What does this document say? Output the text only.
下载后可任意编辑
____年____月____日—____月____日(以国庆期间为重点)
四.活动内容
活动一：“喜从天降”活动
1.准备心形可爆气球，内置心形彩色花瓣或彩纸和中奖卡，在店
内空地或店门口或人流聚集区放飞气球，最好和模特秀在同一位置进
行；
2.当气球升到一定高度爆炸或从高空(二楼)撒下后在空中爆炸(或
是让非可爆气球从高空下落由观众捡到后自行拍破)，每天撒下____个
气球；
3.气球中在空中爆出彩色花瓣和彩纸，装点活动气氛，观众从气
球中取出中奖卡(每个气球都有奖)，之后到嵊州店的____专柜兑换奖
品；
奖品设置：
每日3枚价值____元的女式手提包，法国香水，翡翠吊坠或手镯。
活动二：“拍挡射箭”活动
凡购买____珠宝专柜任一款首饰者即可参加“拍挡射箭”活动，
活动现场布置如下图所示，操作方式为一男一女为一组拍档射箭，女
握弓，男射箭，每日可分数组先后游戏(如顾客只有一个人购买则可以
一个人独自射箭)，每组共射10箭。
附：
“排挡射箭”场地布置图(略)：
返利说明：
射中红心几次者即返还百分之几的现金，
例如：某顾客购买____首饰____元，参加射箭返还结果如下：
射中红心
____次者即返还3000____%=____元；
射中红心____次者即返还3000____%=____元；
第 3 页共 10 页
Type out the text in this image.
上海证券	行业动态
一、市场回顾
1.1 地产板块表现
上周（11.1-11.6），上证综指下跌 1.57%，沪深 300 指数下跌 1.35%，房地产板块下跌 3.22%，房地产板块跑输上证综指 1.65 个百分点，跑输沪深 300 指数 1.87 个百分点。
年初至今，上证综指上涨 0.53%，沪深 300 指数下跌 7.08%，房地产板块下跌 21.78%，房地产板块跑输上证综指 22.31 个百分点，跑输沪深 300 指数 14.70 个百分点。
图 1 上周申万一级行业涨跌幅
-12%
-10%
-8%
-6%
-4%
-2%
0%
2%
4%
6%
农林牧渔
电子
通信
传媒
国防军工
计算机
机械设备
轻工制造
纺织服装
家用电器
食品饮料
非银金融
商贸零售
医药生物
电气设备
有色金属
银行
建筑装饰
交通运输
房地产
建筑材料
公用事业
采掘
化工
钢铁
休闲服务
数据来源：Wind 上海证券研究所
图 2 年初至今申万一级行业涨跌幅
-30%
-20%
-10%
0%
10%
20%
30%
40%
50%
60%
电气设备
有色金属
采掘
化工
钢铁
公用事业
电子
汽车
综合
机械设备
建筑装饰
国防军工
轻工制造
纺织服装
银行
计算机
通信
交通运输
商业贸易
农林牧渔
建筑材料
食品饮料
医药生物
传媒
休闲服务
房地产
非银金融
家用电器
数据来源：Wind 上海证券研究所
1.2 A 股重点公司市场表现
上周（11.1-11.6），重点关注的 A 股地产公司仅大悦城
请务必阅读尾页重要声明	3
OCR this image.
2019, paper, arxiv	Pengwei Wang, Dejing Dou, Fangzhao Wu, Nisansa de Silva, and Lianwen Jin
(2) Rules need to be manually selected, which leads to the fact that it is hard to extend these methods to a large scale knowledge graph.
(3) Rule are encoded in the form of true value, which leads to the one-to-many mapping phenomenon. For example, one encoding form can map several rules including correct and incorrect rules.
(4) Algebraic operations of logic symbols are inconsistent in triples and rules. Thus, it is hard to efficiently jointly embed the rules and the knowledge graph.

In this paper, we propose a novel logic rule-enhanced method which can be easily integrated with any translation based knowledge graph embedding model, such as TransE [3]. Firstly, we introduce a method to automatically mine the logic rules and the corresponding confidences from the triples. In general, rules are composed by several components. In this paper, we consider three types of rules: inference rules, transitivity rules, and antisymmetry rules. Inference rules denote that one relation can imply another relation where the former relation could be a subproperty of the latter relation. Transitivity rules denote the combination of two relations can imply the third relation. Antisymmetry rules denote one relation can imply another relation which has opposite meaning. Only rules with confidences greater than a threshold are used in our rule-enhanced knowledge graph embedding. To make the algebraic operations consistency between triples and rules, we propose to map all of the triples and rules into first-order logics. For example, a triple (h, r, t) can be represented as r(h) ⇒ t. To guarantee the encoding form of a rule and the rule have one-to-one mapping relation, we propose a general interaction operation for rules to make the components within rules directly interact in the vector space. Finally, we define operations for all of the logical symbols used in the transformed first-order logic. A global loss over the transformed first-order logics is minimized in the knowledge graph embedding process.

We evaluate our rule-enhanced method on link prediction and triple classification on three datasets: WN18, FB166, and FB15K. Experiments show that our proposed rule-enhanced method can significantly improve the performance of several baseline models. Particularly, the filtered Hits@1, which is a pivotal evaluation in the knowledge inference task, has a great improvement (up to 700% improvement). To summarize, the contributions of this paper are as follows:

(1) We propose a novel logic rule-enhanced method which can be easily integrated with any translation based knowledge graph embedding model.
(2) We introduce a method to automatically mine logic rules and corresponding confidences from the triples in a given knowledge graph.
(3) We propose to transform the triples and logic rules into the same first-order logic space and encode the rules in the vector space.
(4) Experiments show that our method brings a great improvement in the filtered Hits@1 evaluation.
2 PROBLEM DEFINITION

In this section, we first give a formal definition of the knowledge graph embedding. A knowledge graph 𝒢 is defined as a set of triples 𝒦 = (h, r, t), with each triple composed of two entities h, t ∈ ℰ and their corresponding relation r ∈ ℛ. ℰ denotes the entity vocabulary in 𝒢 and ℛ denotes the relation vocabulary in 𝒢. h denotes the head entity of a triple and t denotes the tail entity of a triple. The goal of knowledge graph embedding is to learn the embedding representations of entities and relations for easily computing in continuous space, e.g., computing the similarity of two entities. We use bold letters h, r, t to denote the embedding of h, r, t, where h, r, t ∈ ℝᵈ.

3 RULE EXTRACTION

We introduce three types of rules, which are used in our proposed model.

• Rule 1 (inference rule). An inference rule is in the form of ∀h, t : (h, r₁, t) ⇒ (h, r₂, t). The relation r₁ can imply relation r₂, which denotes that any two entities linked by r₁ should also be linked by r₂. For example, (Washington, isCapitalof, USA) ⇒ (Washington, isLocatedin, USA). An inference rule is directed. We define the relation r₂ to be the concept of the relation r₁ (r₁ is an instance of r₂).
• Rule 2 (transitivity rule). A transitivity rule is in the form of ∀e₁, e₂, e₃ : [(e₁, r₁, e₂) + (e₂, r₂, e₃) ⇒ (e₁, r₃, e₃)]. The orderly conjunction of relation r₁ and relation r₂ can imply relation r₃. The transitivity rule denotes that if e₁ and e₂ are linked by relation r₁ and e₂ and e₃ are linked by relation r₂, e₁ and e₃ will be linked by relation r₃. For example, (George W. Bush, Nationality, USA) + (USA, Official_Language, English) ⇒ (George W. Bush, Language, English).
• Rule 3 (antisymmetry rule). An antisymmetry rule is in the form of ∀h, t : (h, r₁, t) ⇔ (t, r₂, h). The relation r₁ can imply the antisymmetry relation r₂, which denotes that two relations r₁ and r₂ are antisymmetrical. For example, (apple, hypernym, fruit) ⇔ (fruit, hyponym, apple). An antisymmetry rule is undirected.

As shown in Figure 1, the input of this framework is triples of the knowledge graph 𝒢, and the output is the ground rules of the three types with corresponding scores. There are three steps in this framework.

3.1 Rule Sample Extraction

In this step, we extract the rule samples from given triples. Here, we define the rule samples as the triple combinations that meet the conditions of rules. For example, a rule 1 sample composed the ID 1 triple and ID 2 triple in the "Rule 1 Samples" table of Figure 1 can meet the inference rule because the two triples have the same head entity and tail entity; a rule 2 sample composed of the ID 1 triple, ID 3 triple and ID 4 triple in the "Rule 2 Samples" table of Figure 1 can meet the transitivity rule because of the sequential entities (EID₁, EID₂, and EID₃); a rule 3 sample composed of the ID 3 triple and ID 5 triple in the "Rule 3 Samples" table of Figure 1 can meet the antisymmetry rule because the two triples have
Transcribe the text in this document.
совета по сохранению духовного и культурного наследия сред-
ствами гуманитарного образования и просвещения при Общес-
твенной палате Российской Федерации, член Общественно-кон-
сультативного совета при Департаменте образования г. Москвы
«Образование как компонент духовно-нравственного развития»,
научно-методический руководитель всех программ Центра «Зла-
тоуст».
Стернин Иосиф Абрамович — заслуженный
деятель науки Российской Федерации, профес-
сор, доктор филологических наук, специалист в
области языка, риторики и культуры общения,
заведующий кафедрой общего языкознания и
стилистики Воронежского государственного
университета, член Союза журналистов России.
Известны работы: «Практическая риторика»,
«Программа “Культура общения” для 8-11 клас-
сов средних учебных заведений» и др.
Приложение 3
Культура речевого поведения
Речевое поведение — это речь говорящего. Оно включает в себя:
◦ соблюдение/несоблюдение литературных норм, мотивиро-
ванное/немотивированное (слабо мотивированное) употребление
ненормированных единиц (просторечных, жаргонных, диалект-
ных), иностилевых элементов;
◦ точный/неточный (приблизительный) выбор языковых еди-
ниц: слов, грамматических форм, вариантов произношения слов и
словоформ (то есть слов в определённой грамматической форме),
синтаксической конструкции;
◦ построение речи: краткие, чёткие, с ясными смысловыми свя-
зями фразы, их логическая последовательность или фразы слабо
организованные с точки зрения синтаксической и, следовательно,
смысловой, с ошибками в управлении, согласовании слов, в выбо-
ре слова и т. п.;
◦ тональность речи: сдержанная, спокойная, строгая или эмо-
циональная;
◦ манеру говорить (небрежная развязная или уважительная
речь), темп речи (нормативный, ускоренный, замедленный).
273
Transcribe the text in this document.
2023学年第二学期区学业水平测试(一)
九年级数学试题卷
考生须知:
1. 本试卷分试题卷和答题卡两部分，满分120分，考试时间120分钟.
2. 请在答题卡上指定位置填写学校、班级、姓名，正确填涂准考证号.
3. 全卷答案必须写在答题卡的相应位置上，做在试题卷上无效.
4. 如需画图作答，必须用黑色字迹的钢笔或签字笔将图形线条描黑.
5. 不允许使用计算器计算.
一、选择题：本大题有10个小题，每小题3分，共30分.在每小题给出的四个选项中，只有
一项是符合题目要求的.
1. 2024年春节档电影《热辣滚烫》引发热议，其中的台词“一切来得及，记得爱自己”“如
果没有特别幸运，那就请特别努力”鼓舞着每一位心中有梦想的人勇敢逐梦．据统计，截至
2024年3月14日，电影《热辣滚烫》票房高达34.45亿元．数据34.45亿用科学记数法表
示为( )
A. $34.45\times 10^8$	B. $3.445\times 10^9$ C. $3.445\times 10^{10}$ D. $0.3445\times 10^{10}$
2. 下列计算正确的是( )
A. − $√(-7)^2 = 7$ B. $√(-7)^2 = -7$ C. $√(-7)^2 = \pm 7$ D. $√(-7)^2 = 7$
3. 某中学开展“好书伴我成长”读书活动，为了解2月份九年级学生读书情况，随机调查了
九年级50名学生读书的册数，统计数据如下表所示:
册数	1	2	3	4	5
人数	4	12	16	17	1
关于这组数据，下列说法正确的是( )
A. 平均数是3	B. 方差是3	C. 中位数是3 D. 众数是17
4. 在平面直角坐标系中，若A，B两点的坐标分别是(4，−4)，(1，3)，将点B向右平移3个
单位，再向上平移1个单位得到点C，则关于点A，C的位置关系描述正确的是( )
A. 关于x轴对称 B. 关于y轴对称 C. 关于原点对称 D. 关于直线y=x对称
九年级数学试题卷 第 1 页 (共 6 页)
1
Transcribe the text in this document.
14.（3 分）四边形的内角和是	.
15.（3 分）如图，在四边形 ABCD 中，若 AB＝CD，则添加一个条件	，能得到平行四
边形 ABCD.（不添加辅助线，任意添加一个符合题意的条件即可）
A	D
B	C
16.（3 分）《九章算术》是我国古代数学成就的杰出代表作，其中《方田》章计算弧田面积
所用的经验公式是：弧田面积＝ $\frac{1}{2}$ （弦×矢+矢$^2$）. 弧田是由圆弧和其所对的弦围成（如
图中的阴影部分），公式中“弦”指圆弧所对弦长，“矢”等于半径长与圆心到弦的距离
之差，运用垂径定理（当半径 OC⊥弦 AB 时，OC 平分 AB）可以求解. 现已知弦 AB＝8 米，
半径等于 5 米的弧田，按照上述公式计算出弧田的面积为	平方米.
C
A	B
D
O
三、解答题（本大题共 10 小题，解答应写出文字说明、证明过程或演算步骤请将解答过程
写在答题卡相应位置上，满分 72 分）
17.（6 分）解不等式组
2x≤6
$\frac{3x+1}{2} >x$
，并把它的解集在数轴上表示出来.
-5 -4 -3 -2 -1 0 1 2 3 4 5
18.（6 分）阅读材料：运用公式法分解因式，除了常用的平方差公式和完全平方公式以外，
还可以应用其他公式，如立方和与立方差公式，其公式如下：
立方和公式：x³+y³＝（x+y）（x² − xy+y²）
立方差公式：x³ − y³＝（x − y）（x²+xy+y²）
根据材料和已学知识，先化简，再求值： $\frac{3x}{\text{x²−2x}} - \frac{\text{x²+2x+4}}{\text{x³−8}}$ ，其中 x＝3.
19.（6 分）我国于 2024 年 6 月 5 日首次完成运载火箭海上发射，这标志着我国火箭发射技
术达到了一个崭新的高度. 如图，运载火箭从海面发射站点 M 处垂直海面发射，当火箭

====

Prompt → Each line holding "совета" must be found and copied.

Task answer →
совета по сохранению духовного и культурного наследия сред-
сультативного совета при Департаменте образования г. Москвы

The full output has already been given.